[Given instruction A] Echo the rows exactly as given, starting with the first row and stopping after the line that contains "row-number[interactable]: 6 [20, 234, 58, 251]".

[Text]
☆ ☆ ☆ ☆

Then you have renegade filmmaker, author and poet Sion Sono. A notorious provocateur, Sono is well known throughout his native Japan but not always fully embraced. His movies are often described as idiosyncratic and subversive by fans but also perverse and divisive by detractors. Due to his transgressive style, some find his work too controversial. Others toss it into the category of ero guro nansensu, a self-explanatory Japanese art movement derived from the English words “erotic, grotesque, and nonsense”.
When two enigmatic swirls of creative energy like Cage and Sono come together you get something like “Prisoners of the Ghostland”, a logic-defying genre mashup that’s nuttier than a can of Planters. This is Sono’s first English-language film and it sees him working in weirdness the way fine artists work in oils or marble. Screenwriters Aaron Hendry and Reza Sixo Safai give the director the narrative space to run amuck and Cage takes it on with a wild-eyed gusto that ensures things are never boring. Baffling at times and utterly absurd, sure. But never boring.

☆ ☆ ☆ ☆

[Data to use]
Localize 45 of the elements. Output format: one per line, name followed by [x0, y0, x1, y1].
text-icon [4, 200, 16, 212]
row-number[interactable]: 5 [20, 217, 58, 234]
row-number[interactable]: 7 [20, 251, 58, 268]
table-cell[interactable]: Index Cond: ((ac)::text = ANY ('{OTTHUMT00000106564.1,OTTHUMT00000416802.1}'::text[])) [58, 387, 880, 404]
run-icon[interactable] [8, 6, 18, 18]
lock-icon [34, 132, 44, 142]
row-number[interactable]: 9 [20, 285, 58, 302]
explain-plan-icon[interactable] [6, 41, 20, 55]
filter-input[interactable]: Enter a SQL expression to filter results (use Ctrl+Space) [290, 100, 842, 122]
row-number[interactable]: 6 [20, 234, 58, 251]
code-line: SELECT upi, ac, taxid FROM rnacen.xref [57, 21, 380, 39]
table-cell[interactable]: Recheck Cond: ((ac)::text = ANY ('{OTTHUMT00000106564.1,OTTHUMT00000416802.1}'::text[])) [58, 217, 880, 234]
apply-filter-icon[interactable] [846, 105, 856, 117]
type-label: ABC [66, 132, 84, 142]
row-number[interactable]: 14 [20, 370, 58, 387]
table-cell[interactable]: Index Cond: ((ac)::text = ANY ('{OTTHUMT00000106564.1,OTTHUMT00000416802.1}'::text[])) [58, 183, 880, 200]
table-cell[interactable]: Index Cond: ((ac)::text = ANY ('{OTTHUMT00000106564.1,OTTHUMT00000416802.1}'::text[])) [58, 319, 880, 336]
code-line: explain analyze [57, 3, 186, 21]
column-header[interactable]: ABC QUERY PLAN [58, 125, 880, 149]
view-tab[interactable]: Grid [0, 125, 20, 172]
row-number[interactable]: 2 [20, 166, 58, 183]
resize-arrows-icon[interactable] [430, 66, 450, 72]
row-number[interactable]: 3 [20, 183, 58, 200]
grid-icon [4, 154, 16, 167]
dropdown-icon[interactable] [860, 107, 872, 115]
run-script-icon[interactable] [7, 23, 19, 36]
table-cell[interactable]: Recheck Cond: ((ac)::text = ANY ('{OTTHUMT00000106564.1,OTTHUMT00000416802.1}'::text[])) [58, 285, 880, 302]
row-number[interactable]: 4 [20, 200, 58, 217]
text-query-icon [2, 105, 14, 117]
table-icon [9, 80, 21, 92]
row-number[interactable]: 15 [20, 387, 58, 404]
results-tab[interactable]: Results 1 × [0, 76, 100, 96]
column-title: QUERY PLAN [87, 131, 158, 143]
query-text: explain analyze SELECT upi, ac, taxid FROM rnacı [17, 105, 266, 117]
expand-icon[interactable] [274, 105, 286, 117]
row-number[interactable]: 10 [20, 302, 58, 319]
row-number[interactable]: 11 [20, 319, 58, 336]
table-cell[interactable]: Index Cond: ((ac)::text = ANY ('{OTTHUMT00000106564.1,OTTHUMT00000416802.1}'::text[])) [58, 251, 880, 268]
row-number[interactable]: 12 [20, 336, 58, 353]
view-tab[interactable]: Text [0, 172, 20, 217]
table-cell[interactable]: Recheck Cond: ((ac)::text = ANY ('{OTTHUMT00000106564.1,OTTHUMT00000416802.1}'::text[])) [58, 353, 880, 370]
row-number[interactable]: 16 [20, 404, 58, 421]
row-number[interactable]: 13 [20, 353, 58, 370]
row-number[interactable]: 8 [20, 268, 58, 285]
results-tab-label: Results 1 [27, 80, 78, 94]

☆ ☆ ☆ ☆

[Given instruction B] Duplicate the film review word for word, beginning at the words "When two enigmatic" and stopping after "But never boring.".

[Written solution A]
Localize 45 of the elements. Output format: one per line, name followed by [x0, y0, x1, y1].
text-icon [4, 200, 16, 212]
row-number[interactable]: 5 [20, 217, 58, 234]
row-number[interactable]: 7 [20, 251, 58, 268]
table-cell[interactable]: Index Cond: ((ac)::text = ANY ('{OTTHUMT00000106564.1,OTTHUMT00000416802.1}'::text[])) [58, 387, 880, 404]
run-icon[interactable] [8, 6, 18, 18]
lock-icon [34, 132, 44, 142]
row-number[interactable]: 9 [20, 285, 58, 302]
explain-plan-icon[interactable] [6, 41, 20, 55]
filter-input[interactable]: Enter a SQL expression to filter results (use Ctrl+Space) [290, 100, 842, 122]
row-number[interactable]: 6 [20, 234, 58, 251]

[Written solution B]
When two enigmatic swirls of creative energy like Cage and Sono come together you get something like “Prisoners of the Ghostland”, a logic-defying genre mashup that’s nuttier than a can of Planters. This is Sono’s first English-language film and it sees him working in weirdness the way fine artists work in oils or marble. Screenwriters Aaron Hendry and Reza Sixo Safai give the director the narrative space to run amuck and Cage takes it on with a wild-eyed gusto that ensures things are never boring. Baffling at times and utterly absurd, sure. But never boring.